(Records contained in a dataset)
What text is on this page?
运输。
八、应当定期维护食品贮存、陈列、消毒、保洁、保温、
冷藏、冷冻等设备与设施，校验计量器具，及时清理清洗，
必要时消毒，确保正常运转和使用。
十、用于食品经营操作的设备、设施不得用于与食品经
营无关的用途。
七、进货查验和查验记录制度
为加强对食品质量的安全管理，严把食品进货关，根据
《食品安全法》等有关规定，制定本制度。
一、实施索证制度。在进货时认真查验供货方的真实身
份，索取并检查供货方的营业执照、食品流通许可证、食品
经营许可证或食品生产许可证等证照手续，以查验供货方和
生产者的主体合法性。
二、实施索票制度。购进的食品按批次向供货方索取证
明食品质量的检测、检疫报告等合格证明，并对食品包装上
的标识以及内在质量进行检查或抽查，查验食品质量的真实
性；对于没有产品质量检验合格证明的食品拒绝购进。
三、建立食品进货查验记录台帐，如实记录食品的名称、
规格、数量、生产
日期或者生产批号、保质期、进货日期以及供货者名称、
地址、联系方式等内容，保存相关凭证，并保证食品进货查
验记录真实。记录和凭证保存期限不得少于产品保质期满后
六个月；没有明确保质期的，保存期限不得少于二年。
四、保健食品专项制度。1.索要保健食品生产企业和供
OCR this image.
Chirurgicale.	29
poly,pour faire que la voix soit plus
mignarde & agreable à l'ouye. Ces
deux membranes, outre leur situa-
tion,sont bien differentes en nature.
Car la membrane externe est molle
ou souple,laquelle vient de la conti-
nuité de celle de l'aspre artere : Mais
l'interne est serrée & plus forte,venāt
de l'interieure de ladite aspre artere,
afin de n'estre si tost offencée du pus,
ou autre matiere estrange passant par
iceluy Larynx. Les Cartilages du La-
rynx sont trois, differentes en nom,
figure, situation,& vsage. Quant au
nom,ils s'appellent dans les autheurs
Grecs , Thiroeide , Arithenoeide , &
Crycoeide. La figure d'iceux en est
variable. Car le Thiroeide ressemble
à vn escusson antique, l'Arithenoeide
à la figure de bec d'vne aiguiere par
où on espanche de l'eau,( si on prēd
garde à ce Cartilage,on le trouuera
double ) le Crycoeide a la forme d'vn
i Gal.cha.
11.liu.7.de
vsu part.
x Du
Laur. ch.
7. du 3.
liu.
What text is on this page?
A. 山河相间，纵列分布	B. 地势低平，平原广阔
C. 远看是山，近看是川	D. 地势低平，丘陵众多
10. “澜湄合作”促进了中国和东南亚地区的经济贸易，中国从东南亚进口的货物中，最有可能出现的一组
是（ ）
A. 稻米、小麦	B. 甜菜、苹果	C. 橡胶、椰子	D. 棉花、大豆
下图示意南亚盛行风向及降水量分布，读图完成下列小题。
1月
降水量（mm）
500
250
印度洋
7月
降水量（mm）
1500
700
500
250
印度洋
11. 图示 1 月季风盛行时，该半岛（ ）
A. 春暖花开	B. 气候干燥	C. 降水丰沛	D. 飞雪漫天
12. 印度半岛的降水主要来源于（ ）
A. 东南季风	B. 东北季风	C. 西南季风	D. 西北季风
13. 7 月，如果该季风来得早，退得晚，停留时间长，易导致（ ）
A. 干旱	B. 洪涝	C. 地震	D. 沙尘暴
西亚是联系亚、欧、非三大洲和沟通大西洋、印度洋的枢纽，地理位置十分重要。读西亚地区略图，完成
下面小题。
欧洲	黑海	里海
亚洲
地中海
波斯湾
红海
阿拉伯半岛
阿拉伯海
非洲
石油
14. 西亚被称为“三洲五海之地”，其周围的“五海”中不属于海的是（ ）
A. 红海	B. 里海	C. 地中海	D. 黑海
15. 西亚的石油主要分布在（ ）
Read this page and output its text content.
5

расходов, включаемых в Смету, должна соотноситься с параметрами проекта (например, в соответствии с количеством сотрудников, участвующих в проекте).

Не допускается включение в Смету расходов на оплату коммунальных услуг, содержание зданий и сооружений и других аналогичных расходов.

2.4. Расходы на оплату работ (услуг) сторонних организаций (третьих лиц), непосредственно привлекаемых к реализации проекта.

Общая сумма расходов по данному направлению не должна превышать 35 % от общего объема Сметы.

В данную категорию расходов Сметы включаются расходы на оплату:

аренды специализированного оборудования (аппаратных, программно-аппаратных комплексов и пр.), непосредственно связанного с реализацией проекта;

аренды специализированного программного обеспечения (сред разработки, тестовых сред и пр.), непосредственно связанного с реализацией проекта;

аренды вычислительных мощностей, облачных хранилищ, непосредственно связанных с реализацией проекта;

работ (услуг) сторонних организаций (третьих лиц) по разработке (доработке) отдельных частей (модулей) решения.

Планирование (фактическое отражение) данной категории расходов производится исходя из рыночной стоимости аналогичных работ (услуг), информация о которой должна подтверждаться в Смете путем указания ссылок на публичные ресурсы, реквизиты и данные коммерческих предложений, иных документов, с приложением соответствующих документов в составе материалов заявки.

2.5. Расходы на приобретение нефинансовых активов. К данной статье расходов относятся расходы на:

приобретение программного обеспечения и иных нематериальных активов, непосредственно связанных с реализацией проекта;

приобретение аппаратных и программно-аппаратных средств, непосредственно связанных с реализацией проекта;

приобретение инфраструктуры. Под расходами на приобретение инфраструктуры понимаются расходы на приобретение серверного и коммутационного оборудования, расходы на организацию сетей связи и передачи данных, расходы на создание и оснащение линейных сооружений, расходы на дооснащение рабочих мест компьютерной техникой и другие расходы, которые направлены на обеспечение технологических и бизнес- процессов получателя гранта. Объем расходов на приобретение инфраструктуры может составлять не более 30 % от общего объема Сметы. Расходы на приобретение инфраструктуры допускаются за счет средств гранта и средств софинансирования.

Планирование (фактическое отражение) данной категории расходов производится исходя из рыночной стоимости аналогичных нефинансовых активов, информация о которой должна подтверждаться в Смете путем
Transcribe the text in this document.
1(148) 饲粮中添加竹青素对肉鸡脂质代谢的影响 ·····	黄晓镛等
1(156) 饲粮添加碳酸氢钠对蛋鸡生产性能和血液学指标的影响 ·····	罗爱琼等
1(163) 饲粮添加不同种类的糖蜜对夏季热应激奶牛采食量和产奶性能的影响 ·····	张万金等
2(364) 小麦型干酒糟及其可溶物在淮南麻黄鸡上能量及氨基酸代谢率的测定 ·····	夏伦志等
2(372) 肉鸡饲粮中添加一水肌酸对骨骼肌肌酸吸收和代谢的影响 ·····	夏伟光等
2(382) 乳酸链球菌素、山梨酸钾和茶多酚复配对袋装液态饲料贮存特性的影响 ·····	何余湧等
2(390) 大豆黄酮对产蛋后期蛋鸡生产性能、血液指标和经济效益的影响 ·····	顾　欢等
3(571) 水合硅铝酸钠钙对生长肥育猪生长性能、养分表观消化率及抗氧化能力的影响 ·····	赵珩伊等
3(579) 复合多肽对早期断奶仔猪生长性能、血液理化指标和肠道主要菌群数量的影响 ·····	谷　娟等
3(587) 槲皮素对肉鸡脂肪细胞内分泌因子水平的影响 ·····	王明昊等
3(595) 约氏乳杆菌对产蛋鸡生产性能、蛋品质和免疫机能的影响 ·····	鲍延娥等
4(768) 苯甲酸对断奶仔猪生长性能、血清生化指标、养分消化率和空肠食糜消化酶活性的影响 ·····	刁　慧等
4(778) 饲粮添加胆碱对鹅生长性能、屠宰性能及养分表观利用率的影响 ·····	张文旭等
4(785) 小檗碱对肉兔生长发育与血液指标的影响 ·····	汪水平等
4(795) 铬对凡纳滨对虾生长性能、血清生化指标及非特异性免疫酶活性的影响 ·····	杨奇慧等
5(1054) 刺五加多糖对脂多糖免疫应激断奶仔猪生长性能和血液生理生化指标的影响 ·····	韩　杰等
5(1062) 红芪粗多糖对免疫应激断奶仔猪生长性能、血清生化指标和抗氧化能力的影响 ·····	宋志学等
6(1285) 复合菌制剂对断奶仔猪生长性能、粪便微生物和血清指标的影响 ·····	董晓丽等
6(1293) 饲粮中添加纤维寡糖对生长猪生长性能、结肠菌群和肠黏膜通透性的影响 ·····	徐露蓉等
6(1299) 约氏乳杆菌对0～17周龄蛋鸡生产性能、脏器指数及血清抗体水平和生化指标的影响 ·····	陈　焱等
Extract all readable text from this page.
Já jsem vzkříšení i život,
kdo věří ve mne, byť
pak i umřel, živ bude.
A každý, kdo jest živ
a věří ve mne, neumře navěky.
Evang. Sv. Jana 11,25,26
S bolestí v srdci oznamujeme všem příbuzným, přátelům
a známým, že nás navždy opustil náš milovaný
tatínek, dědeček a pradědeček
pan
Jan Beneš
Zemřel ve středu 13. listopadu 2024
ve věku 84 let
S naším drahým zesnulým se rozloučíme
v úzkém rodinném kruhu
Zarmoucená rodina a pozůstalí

** EXERCISE DESCRIPTION **
Say how many lines in the records contain the string "aspre", and say nothing else.

** ANSWER TO THE EXERCISE **
2